■ **Exercise directions**: In the material below, list every line carrying the string "naught".

■ **Record set**:

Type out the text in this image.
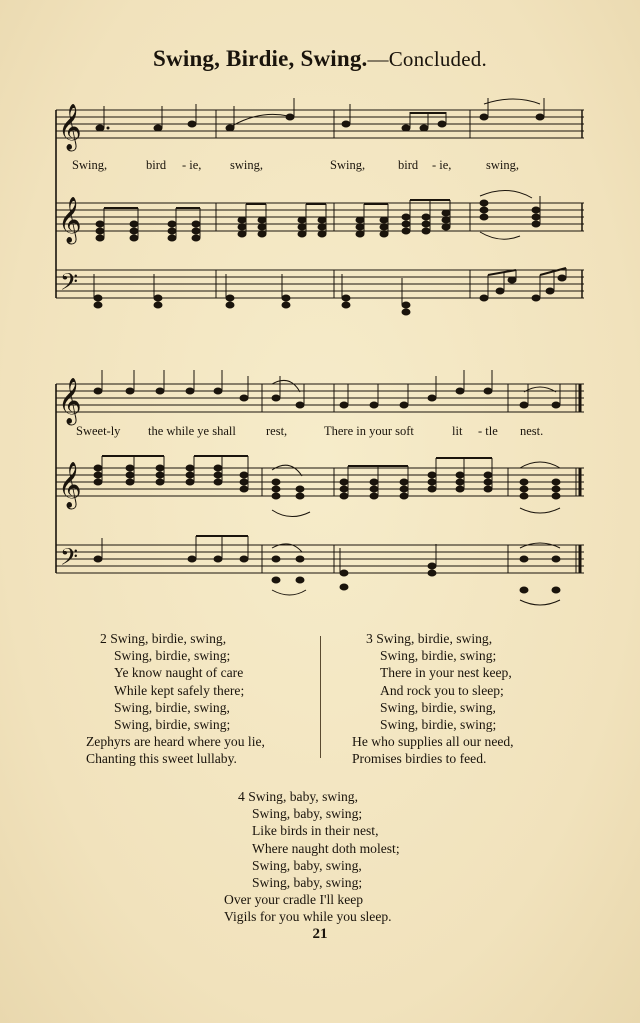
Swing, Birdie, Swing.—Concluded.
𝄞
𝄞
𝄢
𝄞
𝄞
𝄢
Swing,	bird - ie, swing,	Swing,	bird - ie,	swing,
Sweet-ly the while ye shall rest,	There in your soft	lit - tle nest.
2 Swing, birdie, swing,
Swing, birdie, swing;
Ye know naught of care
While kept safely there;
Swing, birdie, swing,
Swing, birdie, swing;
Zephyrs are heard where you lie,
Chanting this sweet lullaby.
3 Swing, birdie, swing,
Swing, birdie, swing;
There in your nest keep,
And rock you to sleep;
Swing, birdie, swing,
Swing, birdie, swing;
He who supplies all our need,
Promises birdies to feed.
4 Swing, baby, swing,
Swing, baby, swing;
Like birds in their nest,
Where naught doth molest;
Swing, baby, swing,
Swing, baby, swing;
Over your cradle I'll keep
Vigils for you while you sleep.
21
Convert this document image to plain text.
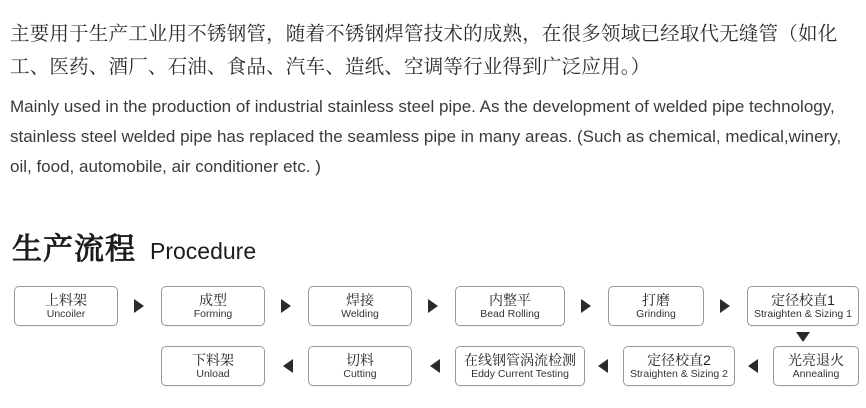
主要用于生产工业用不锈钢管，随着不锈钢焊管技术的成熟，在很多领域已经取代无缝管（如化工、医药、酒厂、石油、食品、汽车、造纸、空调等行业得到广泛应用。）

Mainly used in the production of industrial stainless steel pipe. As the development of welded pipe technology, stainless steel welded pipe has replaced the seamless pipe in many areas. (Such as chemical, medical,winery, oil, food, automobile, air conditioner etc. )

生产流程 Procedure
上料架
Uncoiler
成型
Forming
焊接
Welding
内整平
Bead Rolling
打磨
Grinding
定径校直1
Straighten & Sizing 1
下料架
Unload
切料
Cutting
在线钢管涡流检测
Eddy Current Testing
定径校直2
Straighten & Sizing 2
光亮退火
Annealing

■ **Exercise output**:
Ye know naught of care
Where naught doth molest;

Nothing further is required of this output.